**Stated task:** Carry none of the pictures over; set down the material below exactly.

— START Data in this exercise —

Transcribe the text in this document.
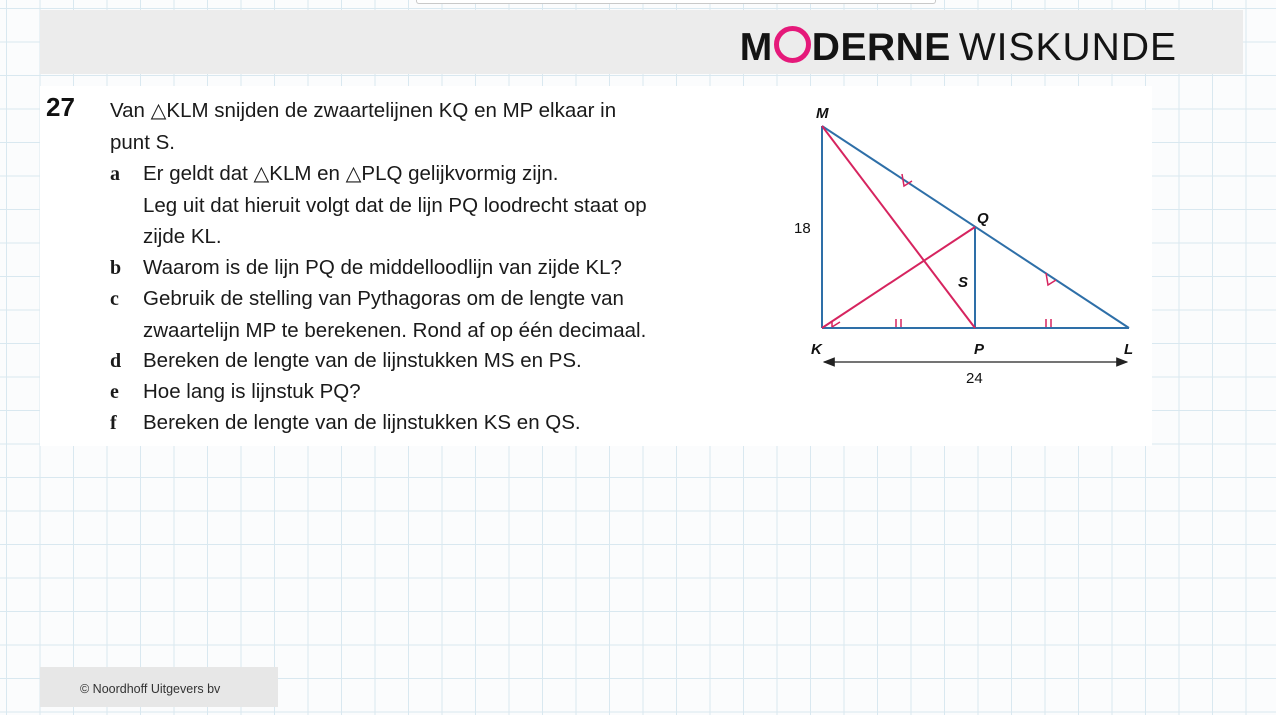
M DERNE WISKUNDE
27 Van △KLM snijden de zwaartelijnen KQ en MP elkaar in
punt S.
a Er geldt dat △KLM en △PLQ gelijkvormig zijn.
Leg uit dat hieruit volgt dat de lijn PQ loodrecht staat op
zijde KL.
b Waarom is de lijn PQ de middelloodlijn van zijde KL?
c Gebruik de stelling van Pythagoras om de lengte van
zwaartelijn MP te berekenen. Rond af op één decimaal.
d Bereken de lengte van de lijnstukken MS en PS.
e Hoe lang is lijnstuk PQ?
f Bereken de lengte van de lijnstukken KS en QS.
M
Q
S
K	P	L
18
24
© Noordhoff Uitgevers bv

— END Data in this exercise —

**Output of the task:**
Transcribe the text in this document.
M DERNE WISKUNDE
27 Van △KLM snijden de zwaartelijnen KQ en MP elkaar in
punt S.
a Er geldt dat △KLM en △PLQ gelijkvormig zijn.
Leg uit dat hieruit volgt dat de lijn PQ loodrecht staat op
zijde KL.
b Waarom is de lijn PQ de middelloodlijn van zijde KL?
c Gebruik de stelling van Pythagoras om de lengte van
zwaartelijn MP te berekenen. Rond af op één decimaal.
d Bereken de lengte van de lijnstukken MS en PS.
e Hoe lang is lijnstuk PQ?
f Bereken de lengte van de lijnstukken KS en QS.
M
Q
S
K	P	L
18
24
© Noordhoff Uitgevers bv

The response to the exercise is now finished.